━━━ DATA FOR THE TASK
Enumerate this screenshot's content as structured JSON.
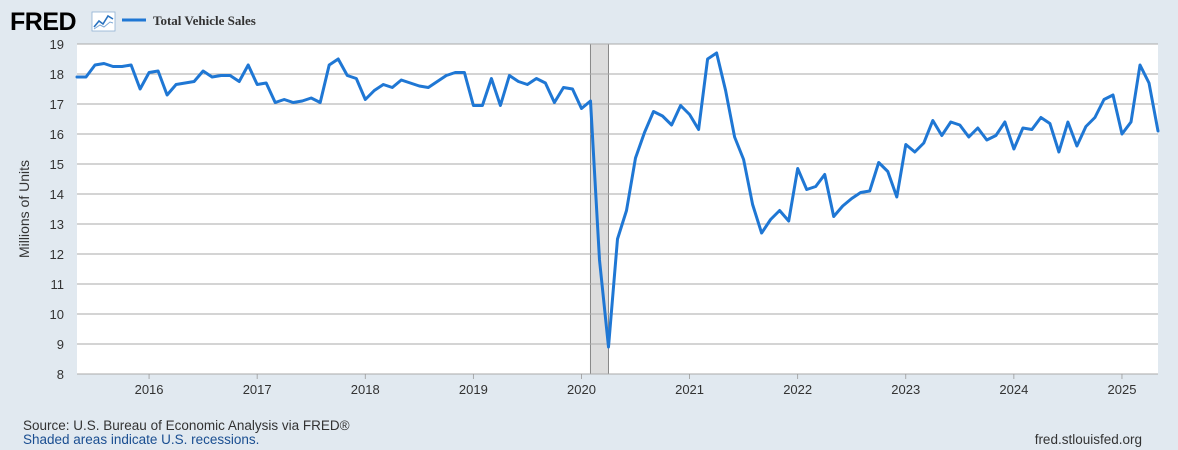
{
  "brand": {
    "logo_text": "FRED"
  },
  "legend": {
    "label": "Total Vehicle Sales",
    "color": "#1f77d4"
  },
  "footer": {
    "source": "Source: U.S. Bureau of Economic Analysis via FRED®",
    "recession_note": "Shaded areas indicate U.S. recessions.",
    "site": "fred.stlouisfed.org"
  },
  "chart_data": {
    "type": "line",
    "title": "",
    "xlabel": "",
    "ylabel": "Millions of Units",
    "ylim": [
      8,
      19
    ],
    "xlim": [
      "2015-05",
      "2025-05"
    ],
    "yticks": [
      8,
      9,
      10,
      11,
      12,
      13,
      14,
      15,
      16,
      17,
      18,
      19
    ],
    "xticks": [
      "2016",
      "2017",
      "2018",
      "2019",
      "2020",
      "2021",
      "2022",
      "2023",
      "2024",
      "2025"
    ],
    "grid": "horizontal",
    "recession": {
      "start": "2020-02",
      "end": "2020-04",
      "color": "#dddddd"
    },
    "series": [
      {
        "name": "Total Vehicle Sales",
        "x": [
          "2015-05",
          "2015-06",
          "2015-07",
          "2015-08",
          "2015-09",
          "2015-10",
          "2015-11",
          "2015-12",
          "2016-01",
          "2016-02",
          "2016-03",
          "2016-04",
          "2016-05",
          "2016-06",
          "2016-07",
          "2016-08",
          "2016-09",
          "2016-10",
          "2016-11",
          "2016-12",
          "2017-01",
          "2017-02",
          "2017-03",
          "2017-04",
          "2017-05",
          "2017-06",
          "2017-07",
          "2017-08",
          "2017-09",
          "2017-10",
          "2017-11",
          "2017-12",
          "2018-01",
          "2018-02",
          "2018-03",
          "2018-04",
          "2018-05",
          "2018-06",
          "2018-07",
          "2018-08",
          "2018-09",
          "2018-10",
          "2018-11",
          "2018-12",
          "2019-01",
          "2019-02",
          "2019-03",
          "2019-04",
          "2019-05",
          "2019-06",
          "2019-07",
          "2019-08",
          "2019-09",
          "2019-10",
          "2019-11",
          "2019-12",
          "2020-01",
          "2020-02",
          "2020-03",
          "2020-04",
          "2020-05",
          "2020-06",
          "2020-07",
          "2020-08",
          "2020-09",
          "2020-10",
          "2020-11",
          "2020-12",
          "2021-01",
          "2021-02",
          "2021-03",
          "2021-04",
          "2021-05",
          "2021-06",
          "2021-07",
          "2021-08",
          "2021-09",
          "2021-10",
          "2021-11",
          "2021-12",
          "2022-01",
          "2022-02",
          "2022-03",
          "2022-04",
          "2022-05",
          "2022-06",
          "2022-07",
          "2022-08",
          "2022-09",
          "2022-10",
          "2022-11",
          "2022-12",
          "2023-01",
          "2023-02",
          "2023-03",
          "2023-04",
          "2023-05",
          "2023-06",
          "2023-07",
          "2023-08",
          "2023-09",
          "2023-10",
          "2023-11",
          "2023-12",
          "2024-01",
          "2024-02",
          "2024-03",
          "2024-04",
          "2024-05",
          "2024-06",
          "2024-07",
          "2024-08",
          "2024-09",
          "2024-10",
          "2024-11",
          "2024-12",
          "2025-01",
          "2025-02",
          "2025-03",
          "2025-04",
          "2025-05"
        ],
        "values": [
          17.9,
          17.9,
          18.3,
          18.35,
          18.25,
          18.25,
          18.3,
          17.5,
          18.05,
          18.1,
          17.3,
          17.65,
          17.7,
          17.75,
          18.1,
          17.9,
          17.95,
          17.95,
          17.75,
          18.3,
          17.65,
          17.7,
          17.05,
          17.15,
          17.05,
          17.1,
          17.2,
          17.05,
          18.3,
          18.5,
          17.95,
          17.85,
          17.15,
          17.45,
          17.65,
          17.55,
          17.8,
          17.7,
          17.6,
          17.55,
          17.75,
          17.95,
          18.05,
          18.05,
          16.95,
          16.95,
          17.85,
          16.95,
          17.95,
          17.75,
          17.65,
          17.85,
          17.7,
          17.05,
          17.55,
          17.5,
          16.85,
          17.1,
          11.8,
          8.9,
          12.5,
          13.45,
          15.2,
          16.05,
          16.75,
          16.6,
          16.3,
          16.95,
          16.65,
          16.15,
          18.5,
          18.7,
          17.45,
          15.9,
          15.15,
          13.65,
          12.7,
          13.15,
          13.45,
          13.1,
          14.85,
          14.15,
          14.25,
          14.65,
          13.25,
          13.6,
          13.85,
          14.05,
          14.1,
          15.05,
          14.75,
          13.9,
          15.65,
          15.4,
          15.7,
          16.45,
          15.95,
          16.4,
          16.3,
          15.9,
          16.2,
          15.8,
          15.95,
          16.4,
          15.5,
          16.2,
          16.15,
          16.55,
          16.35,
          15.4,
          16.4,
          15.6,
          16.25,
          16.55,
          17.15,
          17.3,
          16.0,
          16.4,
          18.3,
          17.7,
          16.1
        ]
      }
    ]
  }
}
━━━━━━
TASK DETAILS
Transcribe the whole listing exactly. Pictures stay out of your copy.

THE COMPLETED TASK
Enumerate this screenshot's content as structured JSON.
{
  "brand": {
    "logo_text": "FRED"
  },
  "legend": {
    "label": "Total Vehicle Sales",
    "color": "#1f77d4"
  },
  "footer": {
    "source": "Source: U.S. Bureau of Economic Analysis via FRED®",
    "recession_note": "Shaded areas indicate U.S. recessions.",
    "site": "fred.stlouisfed.org"
  },
  "chart_data": {
    "type": "line",
    "title": "",
    "xlabel": "",
    "ylabel": "Millions of Units",
    "ylim": [
      8,
      19
    ],
    "xlim": [
      "2015-05",
      "2025-05"
    ],
    "yticks": [
      8,
      9,
      10,
      11,
      12,
      13,
      14,
      15,
      16,
      17,
      18,
      19
    ],
    "xticks": [
      "2016",
      "2017",
      "2018",
      "2019",
      "2020",
      "2021",
      "2022",
      "2023",
      "2024",
      "2025"
    ],
    "grid": "horizontal",
    "recession": {
      "start": "2020-02",
      "end": "2020-04",
      "color": "#dddddd"
    },
    "series": [
      {
        "name": "Total Vehicle Sales",
        "x": [
          "2015-05",
          "2015-06",
          "2015-07",
          "2015-08",
          "2015-09",
          "2015-10",
          "2015-11",
          "2015-12",
          "2016-01",
          "2016-02",
          "2016-03",
          "2016-04",
          "2016-05",
          "2016-06",
          "2016-07",
          "2016-08",
          "2016-09",
          "2016-10",
          "2016-11",
          "2016-12",
          "2017-01",
          "2017-02",
          "2017-03",
          "2017-04",
          "2017-05",
          "2017-06",
          "2017-07",
          "2017-08",
          "2017-09",
          "2017-10",
          "2017-11",
          "2017-12",
          "2018-01",
          "2018-02",
          "2018-03",
          "2018-04",
          "2018-05",
          "2018-06",
          "2018-07",
          "2018-08",
          "2018-09",
          "2018-10",
          "2018-11",
          "2018-12",
          "2019-01",
          "2019-02",
          "2019-03",
          "2019-04",
          "2019-05",
          "2019-06",
          "2019-07",
          "2019-08",
          "2019-09",
          "2019-10",
          "2019-11",
          "2019-12",
          "2020-01",
          "2020-02",
          "2020-03",
          "2020-04",
          "2020-05",
          "2020-06",
          "2020-07",
          "2020-08",
          "2020-09",
          "2020-10",
          "2020-11",
          "2020-12",
          "2021-01",
          "2021-02",
          "2021-03",
          "2021-04",
          "2021-05",
          "2021-06",
          "2021-07",
          "2021-08",
          "2021-09",
          "2021-10",
          "2021-11",
          "2021-12",
          "2022-01",
          "2022-02",
          "2022-03",
          "2022-04",
          "2022-05",
          "2022-06",
          "2022-07",
          "2022-08",
          "2022-09",
          "2022-10",
          "2022-11",
          "2022-12",
          "2023-01",
          "2023-02",
          "2023-03",
          "2023-04",
          "2023-05",
          "2023-06",
          "2023-07",
          "2023-08",
          "2023-09",
          "2023-10",
          "2023-11",
          "2023-12",
          "2024-01",
          "2024-02",
          "2024-03",
          "2024-04",
          "2024-05",
          "2024-06",
          "2024-07",
          "2024-08",
          "2024-09",
          "2024-10",
          "2024-11",
          "2024-12",
          "2025-01",
          "2025-02",
          "2025-03",
          "2025-04",
          "2025-05"
        ],
        "values": [
          17.9,
          17.9,
          18.3,
          18.35,
          18.25,
          18.25,
          18.3,
          17.5,
          18.05,
          18.1,
          17.3,
          17.65,
          17.7,
          17.75,
          18.1,
          17.9,
          17.95,
          17.95,
          17.75,
          18.3,
          17.65,
          17.7,
          17.05,
          17.15,
          17.05,
          17.1,
          17.2,
          17.05,
          18.3,
          18.5,
          17.95,
          17.85,
          17.15,
          17.45,
          17.65,
          17.55,
          17.8,
          17.7,
          17.6,
          17.55,
          17.75,
          17.95,
          18.05,
          18.05,
          16.95,
          16.95,
          17.85,
          16.95,
          17.95,
          17.75,
          17.65,
          17.85,
          17.7,
          17.05,
          17.55,
          17.5,
          16.85,
          17.1,
          11.8,
          8.9,
          12.5,
          13.45,
          15.2,
          16.05,
          16.75,
          16.6,
          16.3,
          16.95,
          16.65,
          16.15,
          18.5,
          18.7,
          17.45,
          15.9,
          15.15,
          13.65,
          12.7,
          13.15,
          13.45,
          13.1,
          14.85,
          14.15,
          14.25,
          14.65,
          13.25,
          13.6,
          13.85,
          14.05,
          14.1,
          15.05,
          14.75,
          13.9,
          15.65,
          15.4,
          15.7,
          16.45,
          15.95,
          16.4,
          16.3,
          15.9,
          16.2,
          15.8,
          15.95,
          16.4,
          15.5,
          16.2,
          16.15,
          16.55,
          16.35,
          15.4,
          16.4,
          15.6,
          16.25,
          16.55,
          17.15,
          17.3,
          16.0,
          16.4,
          18.3,
          17.7,
          16.1
        ]
      }
    ]
  }
}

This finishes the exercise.